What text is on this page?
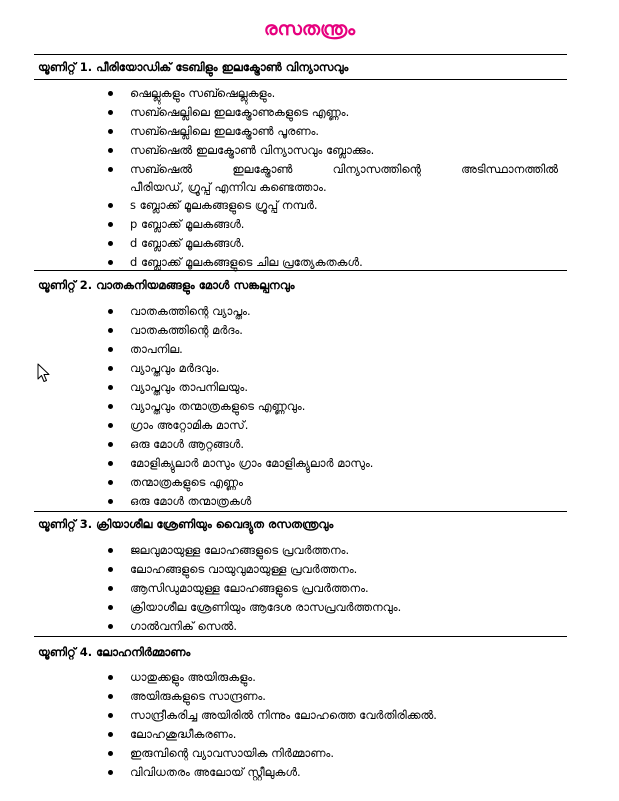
രസതന്ത്രം
യൂണിറ്റ് 1. പീരിയോഡിക് ടേബിളും ഇലക്ട്രോൺ വിന്യാസവും
ഷെല്ലുകളും സബ്ഷെല്ലുകളും.
സബ്ഷെല്ലിലെ ഇലക്ട്രോണുകളുടെ എണ്ണം.
സബ്ഷെല്ലിലെ ഇലക്ട്രോൺ പൂരണം.
സബ്ഷെൽ ഇലക്ട്രോൺ വിന്യാസവും ബ്ലോക്കും.
സബ്ഷെൽ ഇലക്ട്രോൺ വിന്യാസത്തിന്റെ അടിസ്ഥാനത്തിൽ
പീരിയഡ്, ഗ്രൂപ്പ് എന്നിവ കണ്ടെത്താം.
s ബ്ലോക്ക് മൂലകങ്ങളുടെ ഗ്രൂപ്പ് നമ്പർ.
p ബ്ലോക്ക് മൂലകങ്ങൾ.
d ബ്ലോക്ക് മൂലകങ്ങൾ.
d ബ്ലോക്ക് മൂലകങ്ങളുടെ ചില പ്രത്യേകതകൾ.
യൂണിറ്റ് 2. വാതകനിയമങ്ങളും മോൾ സങ്കല്പനവും
വാതകത്തിന്റെ വ്യാപ്തം.
വാതകത്തിന്റെ മർദം.
താപനില.
വ്യാപ്തവും മർദവും.
വ്യാപ്തവും താപനിലയും.
വ്യാപ്തവും തന്മാത്രകളുടെ എണ്ണവും.
ഗ്രാം അറ്റോമിക മാസ്.
ഒരു മോൾ ആറ്റങ്ങൾ.
മോളിക്യുലാർ മാസും ഗ്രാം മോളിക്യുലാർ മാസും.
തന്മാത്രകളുടെ എണ്ണം
ഒരു മോൾ തന്മാത്രകൾ
യൂണിറ്റ് 3. ക്രിയാശീല ശ്രേണിയും വൈദ്യുത രസതന്ത്രവും
ജലവുമായുള്ള ലോഹങ്ങളുടെ പ്രവർത്തനം.
ലോഹങ്ങളുടെ വായുവുമായുള്ള പ്രവർത്തനം.
ആസിഡുമായുള്ള ലോഹങ്ങളുടെ പ്രവർത്തനം.
ക്രിയാശീല ശ്രേണിയും ആദേശ രാസപ്രവർത്തനവും.
ഗാൽവനിക് സെൽ.
യൂണിറ്റ് 4. ലോഹനിർമ്മാണം
ധാതുക്കളും അയിരുകളും.
അയിരുകളുടെ സാന്ദ്രണം.
സാന്ദ്രീകരിച്ച അയിരിൽ നിന്നും ലോഹത്തെ വേർതിരിക്കൽ.
ലോഹശുദ്ധീകരണം.
ഇരുമ്പിന്റെ വ്യാവസായിക നിർമ്മാണം.
വിവിധതരം അലോയ് സ്റ്റീലുകൾ.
---*---
* **Task instructions**: In the listing above, find the lines holding the word "രവർത" and copy them.

* **Answer**:
ജലവുമായുള്ള ലോഹങ്ങളുടെ പ്രവർത്തനം.
ലോഹങ്ങളുടെ വായുവുമായുള്ള പ്രവർത്തനം.
ആസിഡുമായുള്ള ലോഹങ്ങളുടെ പ്രവർത്തനം.
ക്രിയാശീല ശ്രേണിയും ആദേശ രാസപ്രവർത്തനവും.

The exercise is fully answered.